YOUR INSTRUCTIONS: Write out the records that appear below, verbatim and complete, but without pictures.

-- -- --

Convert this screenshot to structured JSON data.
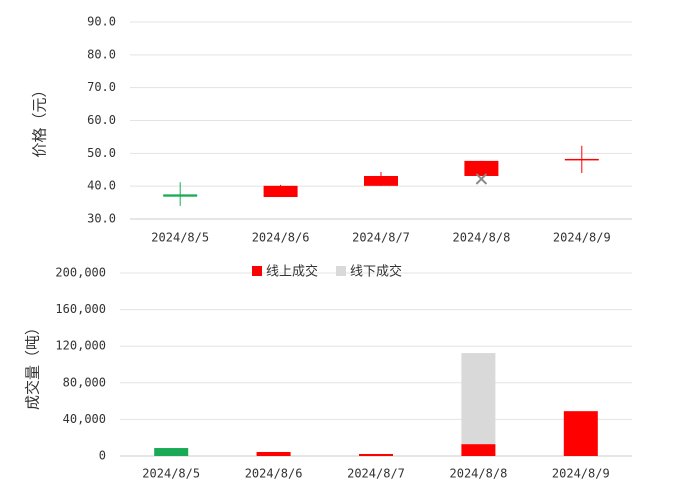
{
  "chart_data": [
    {
      "type": "candlestick",
      "y_label": "价格（元）",
      "categories": [
        "2024/8/5",
        "2024/8/6",
        "2024/8/7",
        "2024/8/8",
        "2024/8/9"
      ],
      "open": [
        37.5,
        36.7,
        40.1,
        43.1,
        48.0
      ],
      "close": [
        36.8,
        40.1,
        43.1,
        47.7,
        48.3
      ],
      "high": [
        41.2,
        40.4,
        44.3,
        47.7,
        52.3
      ],
      "low": [
        34.0,
        36.7,
        40.1,
        43.1,
        44.0
      ],
      "markers": [
        null,
        null,
        null,
        42.2,
        null
      ],
      "up_color": "#ff0000",
      "down_color": "#1aaa55",
      "marker_color": "#888888",
      "ylim": [
        30,
        90
      ],
      "yticks": [
        {
          "value": 30,
          "label": "30.0"
        },
        {
          "value": 40,
          "label": "40.0"
        },
        {
          "value": 50,
          "label": "50.0"
        },
        {
          "value": 60,
          "label": "60.0"
        },
        {
          "value": 70,
          "label": "70.0"
        },
        {
          "value": 80,
          "label": "80.0"
        },
        {
          "value": 90,
          "label": "90.0"
        }
      ],
      "grid": true
    },
    {
      "type": "stacked_bar",
      "y_label": "成交量（吨）",
      "categories": [
        "2024/8/5",
        "2024/8/6",
        "2024/8/7",
        "2024/8/8",
        "2024/8/9"
      ],
      "series": [
        {
          "name": "线上成交",
          "color": "#ff0000",
          "point_colors": [
            "#1aaa55",
            "#ff0000",
            "#ff0000",
            "#ff0000",
            "#ff0000"
          ],
          "values": [
            8700,
            4400,
            2200,
            13000,
            49000
          ]
        },
        {
          "name": "线下成交",
          "color": "#d9d9d9",
          "values": [
            0,
            0,
            0,
            99500,
            0
          ]
        }
      ],
      "ylim": [
        0,
        200000
      ],
      "yticks": [
        0,
        {
          "value": 40000,
          "label": "40,000"
        },
        {
          "value": 80000,
          "label": "80,000"
        },
        {
          "value": 120000,
          "label": "120,000"
        },
        {
          "value": 160000,
          "label": "160,000"
        },
        {
          "value": 200000,
          "label": "200,000"
        }
      ],
      "grid": true
    }
  ]
}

-- -- --

THE COMPLETED TASK:
Convert this screenshot to structured JSON data.
{
  "chart_data": [
    {
      "type": "candlestick",
      "y_label": "价格（元）",
      "categories": [
        "2024/8/5",
        "2024/8/6",
        "2024/8/7",
        "2024/8/8",
        "2024/8/9"
      ],
      "open": [
        37.5,
        36.7,
        40.1,
        43.1,
        48.0
      ],
      "close": [
        36.8,
        40.1,
        43.1,
        47.7,
        48.3
      ],
      "high": [
        41.2,
        40.4,
        44.3,
        47.7,
        52.3
      ],
      "low": [
        34.0,
        36.7,
        40.1,
        43.1,
        44.0
      ],
      "markers": [
        null,
        null,
        null,
        42.2,
        null
      ],
      "up_color": "#ff0000",
      "down_color": "#1aaa55",
      "marker_color": "#888888",
      "ylim": [
        30,
        90
      ],
      "yticks": [
        {
          "value": 30,
          "label": "30.0"
        },
        {
          "value": 40,
          "label": "40.0"
        },
        {
          "value": 50,
          "label": "50.0"
        },
        {
          "value": 60,
          "label": "60.0"
        },
        {
          "value": 70,
          "label": "70.0"
        },
        {
          "value": 80,
          "label": "80.0"
        },
        {
          "value": 90,
          "label": "90.0"
        }
      ],
      "grid": true
    },
    {
      "type": "stacked_bar",
      "y_label": "成交量（吨）",
      "categories": [
        "2024/8/5",
        "2024/8/6",
        "2024/8/7",
        "2024/8/8",
        "2024/8/9"
      ],
      "series": [
        {
          "name": "线上成交",
          "color": "#ff0000",
          "point_colors": [
            "#1aaa55",
            "#ff0000",
            "#ff0000",
            "#ff0000",
            "#ff0000"
          ],
          "values": [
            8700,
            4400,
            2200,
            13000,
            49000
          ]
        },
        {
          "name": "线下成交",
          "color": "#d9d9d9",
          "values": [
            0,
            0,
            0,
            99500,
            0
          ]
        }
      ],
      "ylim": [
        0,
        200000
      ],
      "yticks": [
        0,
        {
          "value": 40000,
          "label": "40,000"
        },
        {
          "value": 80000,
          "label": "80,000"
        },
        {
          "value": 120000,
          "label": "120,000"
        },
        {
          "value": 160000,
          "label": "160,000"
        },
        {
          "value": 200000,
          "label": "200,000"
        }
      ],
      "grid": true
    }
  ]
}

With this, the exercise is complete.